**Aim of the exercise:** Collect from the data below each line with "conditions".

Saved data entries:
* Begin *

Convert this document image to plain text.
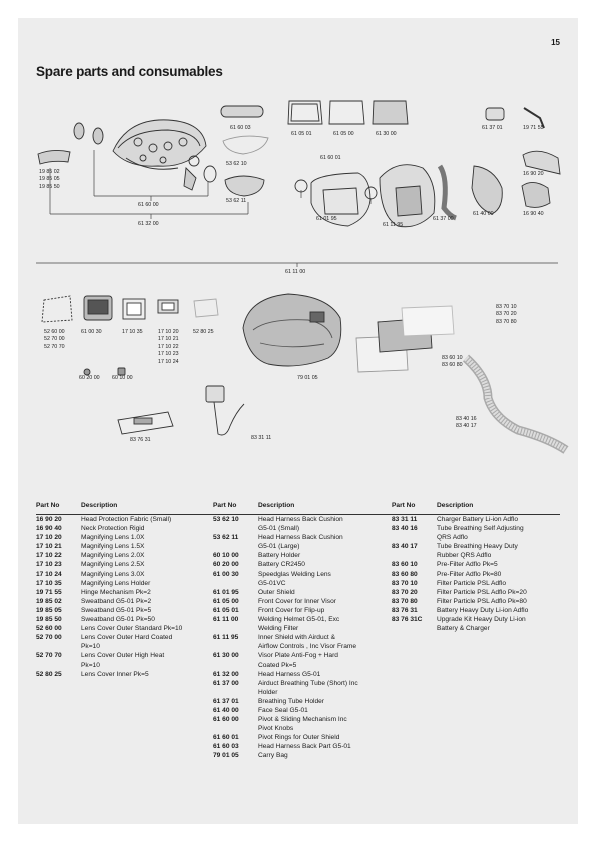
15
Spare parts and consumables
61 60 03
61 05 01	61 05 00	61 30 00
61 37 01	19 71 55
53 62 10
61 60 01
19 85 02
19 85 05
19 85 50
16 90 20
61 60 00
53 62 11
61 01 95
61 11 95
61 37 00
61 40 00	16 90 40
61 32 00
61 11 00
52 60 00
52 70 00
52 70 70
61 00 30	17 10 35	17 10 20
17 10 21
17 10 22
17 10 23
17 10 24
52 80 25
60 20 00 60 10 00	79 01 05
83 70 10
83 70 20
83 70 80
83 60 10
83 60 80
83 76 31	83 31 11
83 40 16
83 40 17
Part No	Description
16 90 20	Head Protection Fabric (Small)
16 90 40	Neck Protection Rigid
17 10 20	Magnifying Lens 1.0X
17 10 21	Magnifying Lens 1.5X
17 10 22	Magnifying Lens 2.0X
17 10 23	Magnifying Lens 2.5X
17 10 24	Magnifying Lens 3.0X
17 10 35	Magnifying Lens Holder
19 71 55	Hinge Mechanism Pk=2
19 85 02	Sweatband G5-01 Pk=2
19 85 05	Sweatband G5-01 Pk=5
19 85 50	Sweatband G5-01 Pk=50
52 60 00	Lens Cover Outer Standard Pk=10
52 70 00	Lens Cover Outer Hard Coated
Pk=10
52 70 70	Lens Cover Outer High Heat
Pk=10
52 80 25	Lens Cover Inner Pk=5
Part No	Description
53 62 10	Head Harness Back Cushion
G5-01 (Small)
53 62 11	Head Harness Back Cushion
G5-01 (Large)
60 10 00	Battery Holder
60 20 00	Battery CR2450
61 00 30	Speedglas Welding Lens
G5-01VC
61 01 95	Outer Shield
61 05 00	Front Cover for Inner Visor
61 05 01	Front Cover for Flip-up
61 11 00	Welding Helmet G5-01, Exc
Welding Filter
61 11 95	Inner Shield with Airduct &
Airflow Controls , Inc Visor Frame
61 30 00	Visor Plate Anti-Fog + Hard
Coated Pk=5
61 32 00	Head Harness G5-01
61 37 00	Airduct Breathing Tube (Short) Inc
Holder
61 37 01	Breathing Tube Holder
61 40 00	Face Seal G5-01
61 60 00	Pivot & Sliding Mechanism Inc
Pivot Knobs
61 60 01	Pivot Rings for Outer Shield
61 60 03	Head Harness Back Part G5-01
79 01 05	Carry Bag
Part No	Description
83 31 11	Charger Battery Li-ion Adflo
83 40 16	Tube Breathing Self Adjusting
QRS Adflo
83 40 17	Tube Breathing Heavy Duty
Rubber QRS Adflo
83 60 10	Pre-Filter Adflo Pk=5
83 60 80	Pre-Filter Adflo Pk=80
83 70 10	Filter Particle PSL Adflo
83 70 20	Filter Particle PSL Adflo Pk=20
83 70 80	Filter Particle PSL Adflo Pk=80
83 76 31	Battery Heavy Duty Li-ion Adflo
83 76 31C	Upgrade Kit Heavy Duty Li-ion
Battery & Charger
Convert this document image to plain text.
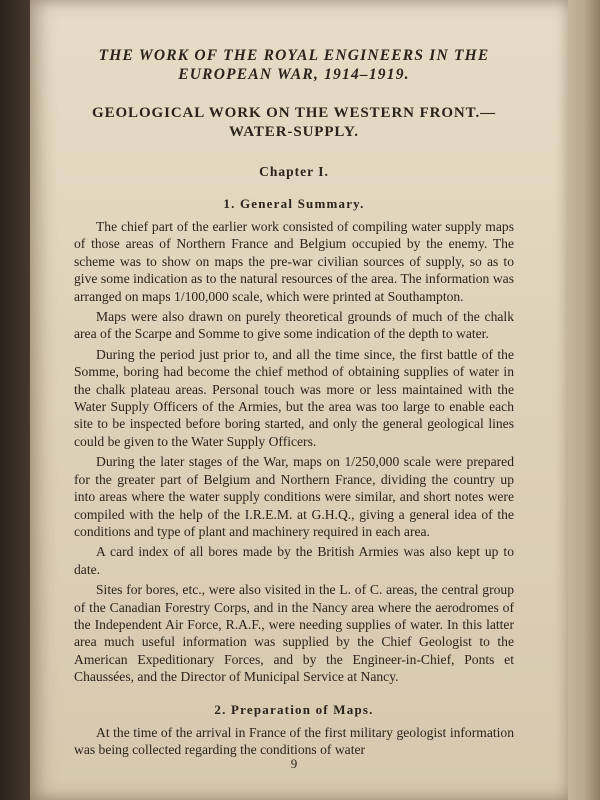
THE WORK OF THE ROYAL ENGINEERS IN THE EUROPEAN WAR, 1914–1919.
GEOLOGICAL WORK ON THE WESTERN FRONT.— WATER-SUPPLY.
Chapter I.
1. General Summary.

The chief part of the earlier work consisted of compiling water supply maps of those areas of Northern France and Belgium occupied by the enemy. The scheme was to show on maps the pre-war civilian sources of supply, so as to give some indication as to the natural resources of the area. The information was arranged on maps 1/100,000 scale, which were printed at Southampton.

Maps were also drawn on purely theoretical grounds of much of the chalk area of the Scarpe and Somme to give some indication of the depth to water.

During the period just prior to, and all the time since, the first battle of the Somme, boring had become the chief method of obtaining supplies of water in the chalk plateau areas. Personal touch was more or less maintained with the Water Supply Officers of the Armies, but the area was too large to enable each site to be inspected before boring started, and only the general geological lines could be given to the Water Supply Officers.

During the later stages of the War, maps on 1/250,000 scale were prepared for the greater part of Belgium and Northern France, dividing the country up into areas where the water supply conditions were similar, and short notes were compiled with the help of the I.R.E.M. at G.H.Q., giving a general idea of the conditions and type of plant and machinery required in each area.

A card index of all bores made by the British Armies was also kept up to date.

Sites for bores, etc., were also visited in the L. of C. areas, the central group of the Canadian Forestry Corps, and in the Nancy area where the aerodromes of the Independent Air Force, R.A.F., were needing supplies of water. In this latter area much useful information was supplied by the Chief Geologist to the American Expeditionary Forces, and by the Engineer-in-Chief, Ponts et Chaussées, and the Director of Municipal Service at Nancy.

2. Preparation of Maps.

At the time of the arrival in France of the first military geologist information was being collected regarding the conditions of water

9
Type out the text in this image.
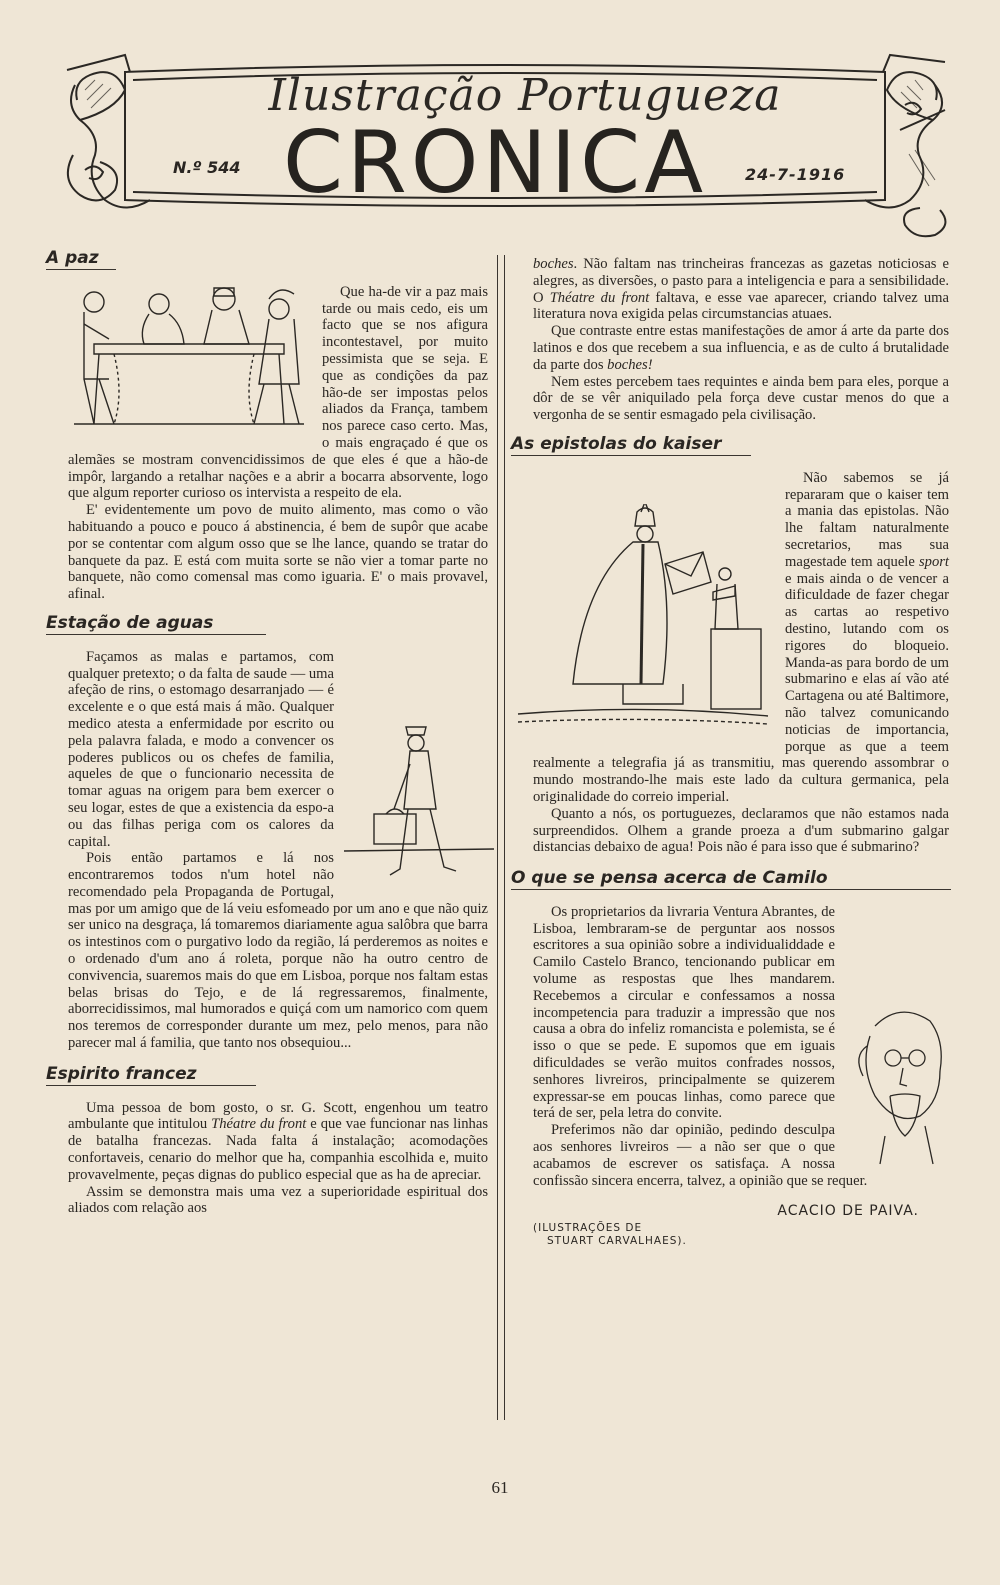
Ilustração Portugueza
CRONICA
N.º 544	24-7-1916
A paz

Que ha-de vir a paz mais tarde ou mais cedo, eis um facto que se nos afigura incontestavel, por muito pessimista que se seja. E que as condições da paz hão-de ser impostas pelos aliados da França, tambem nos parece caso certo. Mas, o mais engraçado é que os alemães se mostram convencidissimos de que eles é que a hão-de impôr, largando a retalhar nações e a abrir a bocarra absorvente, logo que algum reporter curioso os intervista a respeito de ela.

E' evidentemente um povo de muito alimento, mas como o vão habituando a pouco e pouco á abstinencia, é bem de supôr que acabe por se contentar com algum osso que se lhe lance, quando se tratar do banquete da paz. E está com muita sorte se não vier a tomar parte no banquete, não como comensal mas como iguaria. E' o mais provavel, afinal.

Estação de aguas

Façamos as malas e partamos, com qualquer pretexto; o da falta de saude — uma afeção de rins, o estomago desarranjado — é excelente e o que está mais á mão. Qualquer medico atesta a enfermidade por escrito ou pela palavra falada, e modo a convencer os poderes publicos ou os chefes de familia, aqueles de que o funcionario necessita de tomar aguas na origem para bem exercer o seu logar, estes de que a existencia da espo-a ou das filhas periga com os calores da capital.

Pois então partamos e lá nos encontraremos todos n'um hotel não recomendado pela Propaganda de Portugal, mas por um amigo que de lá veiu esfomeado por um ano e que não quiz ser unico na desgraça, lá tomaremos diariamente agua salôbra que barra os intestinos com o purgativo lodo da região, lá perderemos as noites e o ordenado d'um ano á roleta, porque não ha outro centro de convivencia, suaremos mais do que em Lisboa, porque nos faltam estas belas brisas do Tejo, e de lá regressaremos, finalmente, aborrecidissimos, mal humorados e quiçá com um namorico com quem nos teremos de corresponder durante um mez, pelo menos, para não parecer mal á familia, que tanto nos obsequiou...

Espirito francez

Uma pessoa de bom gosto, o sr. G. Scott, engenhou um teatro ambulante que intitulou Théatre du front e que vae funcionar nas linhas de batalha francezas. Nada falta á instalação; acomodações confortaveis, cenario do melhor que ha, companhia escolhida e, muito provavelmente, peças dignas do publico especial que as ha de apreciar.

Assim se demonstra mais uma vez a superioridade espiritual dos aliados com relação aos

boches. Não faltam nas trincheiras francezas as gazetas noticiosas e alegres, as diversões, o pasto para a inteligencia e para a sensibilidade. O Théatre du front faltava, e esse vae aparecer, criando talvez uma literatura nova exigida pelas circumstancias atuaes.

Que contraste entre estas manifestações de amor á arte da parte dos latinos e dos que recebem a sua influencia, e as de culto á brutalidade da parte dos boches!

Nem estes percebem taes requintes e ainda bem para eles, porque a dôr de se vêr aniquilado pela força deve custar menos do que a vergonha de se sentir esmagado pela civilisação.

As epistolas do kaiser

Não sabemos se já repararam que o kaiser tem a mania das epistolas. Não lhe faltam naturalmente secretarios, mas sua magestade tem aquele sport e mais ainda o de vencer a dificuldade de fazer chegar as cartas ao respetivo destino, lutando com os rigores do bloqueio. Manda-as para bordo de um submarino e elas aí vão até Cartagena ou até Baltimore, não talvez comunicando noticias de importancia, porque as que a teem realmente a telegrafia já as transmitiu, mas querendo assombrar o mundo mostrando-lhe mais este lado da cultura germanica, pela originalidade do correio imperial.

Quanto a nós, os portuguezes, declaramos que não estamos nada surpreendidos. Olhem a grande proeza a d'um submarino galgar distancias debaixo de agua! Pois não é para isso que é submarino?

O que se pensa acerca de Camilo

Os proprietarios da livraria Ventura Abrantes, de Lisboa, lembraram-se de perguntar aos nossos escritores a sua opinião sobre a individualiddade e Camilo Castelo Branco, tencionando publicar em volume as respostas que lhes mandarem. Recebemos a circular e confessamos a nossa incompetencia para traduzir a impressão que nos causa a obra do infeliz romancista e polemista, se é isso o que se pede. E supomos que em iguais dificuldades se verão muitos confrades nossos, senhores livreiros, principalmente se quizerem expressar-se em poucas linhas, como parece que terá de ser, pela letra do convite.

Preferimos não dar opinião, pedindo desculpa aos senhores livreiros — a não ser que o que acabamos de escrever os satisfaça. A nossa confissão sincera encerra, talvez, a opinião que se requer.

ACACIO DE PAIVA.
(ILUSTRAÇÕES DE
STUART CARVALHAES).
61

* End *

**Correct result:**
During the later stages of the War, maps on 1/250,000 scale were prepared for the greater part of Belgium and Northern France, dividing the country up into areas where the water supply conditions were similar, and short notes were compiled with the help of the I.R.E.M. at G.H.Q., giving a general idea of the conditions and type of plant and machinery required in each area.
At the time of the arrival in France of the first military geologist information was being collected regarding the conditions of water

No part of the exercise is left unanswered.